**What you need to do:**
Copy out each line below in which the string "gridline" appears.

===== Records shown =====

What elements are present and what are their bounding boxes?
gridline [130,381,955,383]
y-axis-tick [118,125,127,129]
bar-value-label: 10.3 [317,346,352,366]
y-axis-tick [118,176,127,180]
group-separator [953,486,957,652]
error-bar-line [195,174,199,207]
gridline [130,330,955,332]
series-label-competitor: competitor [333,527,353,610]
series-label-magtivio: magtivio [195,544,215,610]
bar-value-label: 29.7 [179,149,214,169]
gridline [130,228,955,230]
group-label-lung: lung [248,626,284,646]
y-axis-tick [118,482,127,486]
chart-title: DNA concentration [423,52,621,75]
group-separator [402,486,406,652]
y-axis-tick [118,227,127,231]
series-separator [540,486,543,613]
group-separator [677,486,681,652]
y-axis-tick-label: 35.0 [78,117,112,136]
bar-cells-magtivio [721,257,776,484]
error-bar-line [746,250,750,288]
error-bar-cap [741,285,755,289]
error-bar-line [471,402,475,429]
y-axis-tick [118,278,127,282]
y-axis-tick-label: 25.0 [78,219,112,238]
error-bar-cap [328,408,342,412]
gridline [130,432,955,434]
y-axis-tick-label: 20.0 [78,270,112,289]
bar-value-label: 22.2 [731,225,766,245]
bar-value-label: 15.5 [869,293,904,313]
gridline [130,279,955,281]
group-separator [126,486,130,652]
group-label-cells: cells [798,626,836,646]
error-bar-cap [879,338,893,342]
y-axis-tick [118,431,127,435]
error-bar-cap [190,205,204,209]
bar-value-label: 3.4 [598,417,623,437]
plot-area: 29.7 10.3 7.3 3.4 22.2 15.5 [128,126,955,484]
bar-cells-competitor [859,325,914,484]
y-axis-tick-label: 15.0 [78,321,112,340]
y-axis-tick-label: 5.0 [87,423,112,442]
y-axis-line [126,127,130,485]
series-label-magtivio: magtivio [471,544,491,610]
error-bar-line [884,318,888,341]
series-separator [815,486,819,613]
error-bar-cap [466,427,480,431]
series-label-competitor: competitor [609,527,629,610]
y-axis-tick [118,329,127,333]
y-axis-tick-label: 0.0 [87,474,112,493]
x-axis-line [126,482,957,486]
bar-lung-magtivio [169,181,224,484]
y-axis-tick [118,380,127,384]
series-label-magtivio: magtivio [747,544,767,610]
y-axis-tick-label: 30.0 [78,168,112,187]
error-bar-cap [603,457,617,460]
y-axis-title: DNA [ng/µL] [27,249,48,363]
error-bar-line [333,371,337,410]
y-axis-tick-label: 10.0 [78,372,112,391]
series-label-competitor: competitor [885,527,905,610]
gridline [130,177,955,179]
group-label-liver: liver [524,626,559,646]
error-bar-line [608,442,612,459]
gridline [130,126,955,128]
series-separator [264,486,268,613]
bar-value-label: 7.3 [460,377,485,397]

=====

**Output below:**
gridline [130,381,955,383]
gridline [130,330,955,332]
gridline [130,228,955,230]
gridline [130,432,955,434]
gridline [130,279,955,281]
gridline [130,177,955,179]
gridline [130,126,955,128]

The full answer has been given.